▶ AIM OF THE EXERCISE:
Give every line below again, exactly.

▶ INPUT ROWS:
═══
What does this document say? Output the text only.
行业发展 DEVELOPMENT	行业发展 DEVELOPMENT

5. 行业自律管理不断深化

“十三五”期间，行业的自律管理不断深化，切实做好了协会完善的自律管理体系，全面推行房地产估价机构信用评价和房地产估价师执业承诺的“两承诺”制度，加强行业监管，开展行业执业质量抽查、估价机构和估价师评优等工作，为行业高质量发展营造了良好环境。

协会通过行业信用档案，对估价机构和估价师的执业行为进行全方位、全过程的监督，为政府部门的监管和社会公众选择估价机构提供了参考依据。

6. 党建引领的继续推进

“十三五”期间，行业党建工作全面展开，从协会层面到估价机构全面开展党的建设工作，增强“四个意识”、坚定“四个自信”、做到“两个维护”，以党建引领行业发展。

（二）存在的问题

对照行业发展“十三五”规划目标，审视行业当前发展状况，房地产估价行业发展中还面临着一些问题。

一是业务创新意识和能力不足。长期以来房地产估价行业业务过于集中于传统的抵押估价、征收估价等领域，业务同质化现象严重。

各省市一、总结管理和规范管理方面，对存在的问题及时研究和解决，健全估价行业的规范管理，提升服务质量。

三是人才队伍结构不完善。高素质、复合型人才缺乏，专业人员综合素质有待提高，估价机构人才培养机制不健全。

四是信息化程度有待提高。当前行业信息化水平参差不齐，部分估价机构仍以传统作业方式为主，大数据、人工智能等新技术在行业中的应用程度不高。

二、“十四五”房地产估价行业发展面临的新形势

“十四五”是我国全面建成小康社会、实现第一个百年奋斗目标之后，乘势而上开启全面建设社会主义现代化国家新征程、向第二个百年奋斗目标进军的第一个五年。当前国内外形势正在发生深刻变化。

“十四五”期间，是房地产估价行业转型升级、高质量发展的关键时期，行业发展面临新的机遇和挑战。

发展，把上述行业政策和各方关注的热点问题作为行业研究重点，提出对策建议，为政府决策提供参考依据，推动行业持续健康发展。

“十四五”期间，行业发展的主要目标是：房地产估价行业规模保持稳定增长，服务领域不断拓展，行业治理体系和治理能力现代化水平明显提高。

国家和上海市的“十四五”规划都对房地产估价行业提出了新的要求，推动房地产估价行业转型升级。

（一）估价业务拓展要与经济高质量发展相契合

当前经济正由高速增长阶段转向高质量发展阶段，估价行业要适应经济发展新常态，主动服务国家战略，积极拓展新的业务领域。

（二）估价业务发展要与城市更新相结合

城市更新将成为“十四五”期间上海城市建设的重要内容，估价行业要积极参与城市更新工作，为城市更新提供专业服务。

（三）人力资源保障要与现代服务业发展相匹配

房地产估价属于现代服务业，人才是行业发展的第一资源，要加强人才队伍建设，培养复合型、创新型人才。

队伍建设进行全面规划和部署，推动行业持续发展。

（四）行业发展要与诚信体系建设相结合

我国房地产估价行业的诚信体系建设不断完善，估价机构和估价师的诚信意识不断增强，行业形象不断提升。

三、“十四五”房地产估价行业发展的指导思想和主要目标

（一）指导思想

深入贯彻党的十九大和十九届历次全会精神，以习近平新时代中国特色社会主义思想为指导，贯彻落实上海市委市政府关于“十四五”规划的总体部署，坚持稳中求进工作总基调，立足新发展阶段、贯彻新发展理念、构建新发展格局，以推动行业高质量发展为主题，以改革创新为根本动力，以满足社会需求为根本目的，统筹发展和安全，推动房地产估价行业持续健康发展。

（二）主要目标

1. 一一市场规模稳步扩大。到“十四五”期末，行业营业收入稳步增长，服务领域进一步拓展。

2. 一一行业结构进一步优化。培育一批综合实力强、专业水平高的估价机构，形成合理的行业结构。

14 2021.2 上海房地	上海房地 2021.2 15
═══
▶ EXERCISE SOLUTION:
What does this document say? Output the text only.
行业发展 DEVELOPMENT	行业发展 DEVELOPMENT

5. 行业自律管理不断深化

“十三五”期间，行业的自律管理不断深化，切实做好了协会完善的自律管理体系，全面推行房地产估价机构信用评价和房地产估价师执业承诺的“两承诺”制度，加强行业监管，开展行业执业质量抽查、估价机构和估价师评优等工作，为行业高质量发展营造了良好环境。

协会通过行业信用档案，对估价机构和估价师的执业行为进行全方位、全过程的监督，为政府部门的监管和社会公众选择估价机构提供了参考依据。

6. 党建引领的继续推进

“十三五”期间，行业党建工作全面展开，从协会层面到估价机构全面开展党的建设工作，增强“四个意识”、坚定“四个自信”、做到“两个维护”，以党建引领行业发展。

（二）存在的问题

对照行业发展“十三五”规划目标，审视行业当前发展状况，房地产估价行业发展中还面临着一些问题。

一是业务创新意识和能力不足。长期以来房地产估价行业业务过于集中于传统的抵押估价、征收估价等领域，业务同质化现象严重。

各省市一、总结管理和规范管理方面，对存在的问题及时研究和解决，健全估价行业的规范管理，提升服务质量。

三是人才队伍结构不完善。高素质、复合型人才缺乏，专业人员综合素质有待提高，估价机构人才培养机制不健全。

四是信息化程度有待提高。当前行业信息化水平参差不齐，部分估价机构仍以传统作业方式为主，大数据、人工智能等新技术在行业中的应用程度不高。

二、“十四五”房地产估价行业发展面临的新形势

“十四五”是我国全面建成小康社会、实现第一个百年奋斗目标之后，乘势而上开启全面建设社会主义现代化国家新征程、向第二个百年奋斗目标进军的第一个五年。当前国内外形势正在发生深刻变化。

“十四五”期间，是房地产估价行业转型升级、高质量发展的关键时期，行业发展面临新的机遇和挑战。

发展，把上述行业政策和各方关注的热点问题作为行业研究重点，提出对策建议，为政府决策提供参考依据，推动行业持续健康发展。

“十四五”期间，行业发展的主要目标是：房地产估价行业规模保持稳定增长，服务领域不断拓展，行业治理体系和治理能力现代化水平明显提高。

国家和上海市的“十四五”规划都对房地产估价行业提出了新的要求，推动房地产估价行业转型升级。

（一）估价业务拓展要与经济高质量发展相契合

当前经济正由高速增长阶段转向高质量发展阶段，估价行业要适应经济发展新常态，主动服务国家战略，积极拓展新的业务领域。

（二）估价业务发展要与城市更新相结合

城市更新将成为“十四五”期间上海城市建设的重要内容，估价行业要积极参与城市更新工作，为城市更新提供专业服务。

（三）人力资源保障要与现代服务业发展相匹配

房地产估价属于现代服务业，人才是行业发展的第一资源，要加强人才队伍建设，培养复合型、创新型人才。

队伍建设进行全面规划和部署，推动行业持续发展。

（四）行业发展要与诚信体系建设相结合

我国房地产估价行业的诚信体系建设不断完善，估价机构和估价师的诚信意识不断增强，行业形象不断提升。

三、“十四五”房地产估价行业发展的指导思想和主要目标

（一）指导思想

深入贯彻党的十九大和十九届历次全会精神，以习近平新时代中国特色社会主义思想为指导，贯彻落实上海市委市政府关于“十四五”规划的总体部署，坚持稳中求进工作总基调，立足新发展阶段、贯彻新发展理念、构建新发展格局，以推动行业高质量发展为主题，以改革创新为根本动力，以满足社会需求为根本目的，统筹发展和安全，推动房地产估价行业持续健康发展。

（二）主要目标

1. 一一市场规模稳步扩大。到“十四五”期末，行业营业收入稳步增长，服务领域进一步拓展。

2. 一一行业结构进一步优化。培育一批综合实力强、专业水平高的估价机构，形成合理的行业结构。

14 2021.2 上海房地	上海房地 2021.2 15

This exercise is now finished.